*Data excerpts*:
— begin —

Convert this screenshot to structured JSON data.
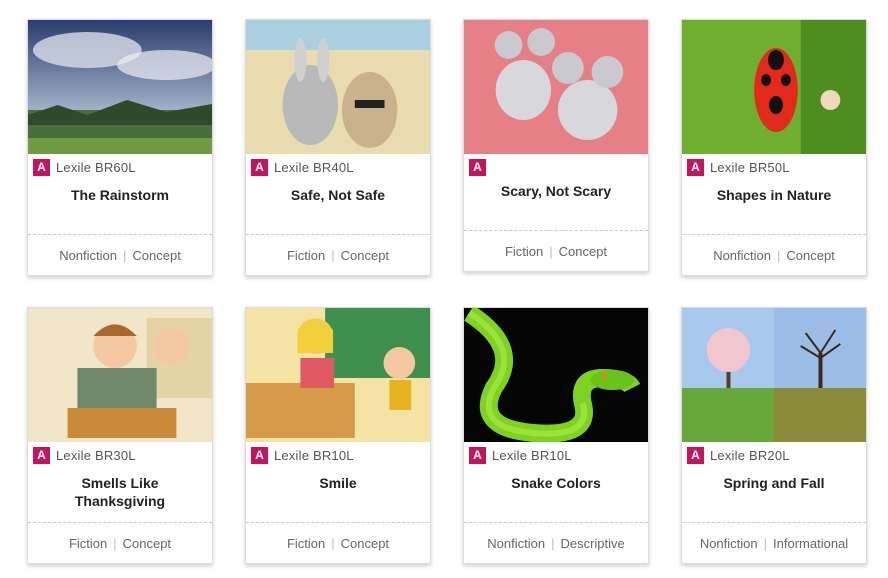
{
  "cards": [
    {
      "lexile": "Lexile BR60L",
      "title": "The Rainstorm",
      "tags": [
        "Nonfiction",
        "Concept"
      ]
    },
    {
      "lexile": "Lexile BR40L",
      "title": "Safe, Not Safe",
      "tags": [
        "Fiction",
        "Concept"
      ]
    },
    {
      "lexile": "",
      "title": "Scary, Not Scary",
      "tags": [
        "Fiction",
        "Concept"
      ]
    },
    {
      "lexile": "Lexile BR50L",
      "title": "Shapes in Nature",
      "tags": [
        "Nonfiction",
        "Concept"
      ]
    },
    {
      "lexile": "Lexile BR30L",
      "title": "Smells Like Thanksgiving",
      "tags": [
        "Fiction",
        "Concept"
      ]
    },
    {
      "lexile": "Lexile BR10L",
      "title": "Smile",
      "tags": [
        "Fiction",
        "Concept"
      ]
    },
    {
      "lexile": "Lexile BR10L",
      "title": "Snake Colors",
      "tags": [
        "Nonfiction",
        "Descriptive"
      ]
    },
    {
      "lexile": "Lexile BR20L",
      "title": "Spring and Fall",
      "tags": [
        "Nonfiction",
        "Informational"
      ]
    }
  ],
  "level_badge": "A",
  "accent_color": "#c4145e"
}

— end —

*DIRECTION*: Repeat each entry above word for word, leaving every picture out.

*RESULT OF THE EXERCISE*:
Convert this screenshot to structured JSON data.
{
  "cards": [
    {
      "lexile": "Lexile BR60L",
      "title": "The Rainstorm",
      "tags": [
        "Nonfiction",
        "Concept"
      ]
    },
    {
      "lexile": "Lexile BR40L",
      "title": "Safe, Not Safe",
      "tags": [
        "Fiction",
        "Concept"
      ]
    },
    {
      "lexile": "",
      "title": "Scary, Not Scary",
      "tags": [
        "Fiction",
        "Concept"
      ]
    },
    {
      "lexile": "Lexile BR50L",
      "title": "Shapes in Nature",
      "tags": [
        "Nonfiction",
        "Concept"
      ]
    },
    {
      "lexile": "Lexile BR30L",
      "title": "Smells Like Thanksgiving",
      "tags": [
        "Fiction",
        "Concept"
      ]
    },
    {
      "lexile": "Lexile BR10L",
      "title": "Smile",
      "tags": [
        "Fiction",
        "Concept"
      ]
    },
    {
      "lexile": "Lexile BR10L",
      "title": "Snake Colors",
      "tags": [
        "Nonfiction",
        "Descriptive"
      ]
    },
    {
      "lexile": "Lexile BR20L",
      "title": "Spring and Fall",
      "tags": [
        "Nonfiction",
        "Informational"
      ]
    }
  ],
  "level_badge": "A",
  "accent_color": "#c4145e"
}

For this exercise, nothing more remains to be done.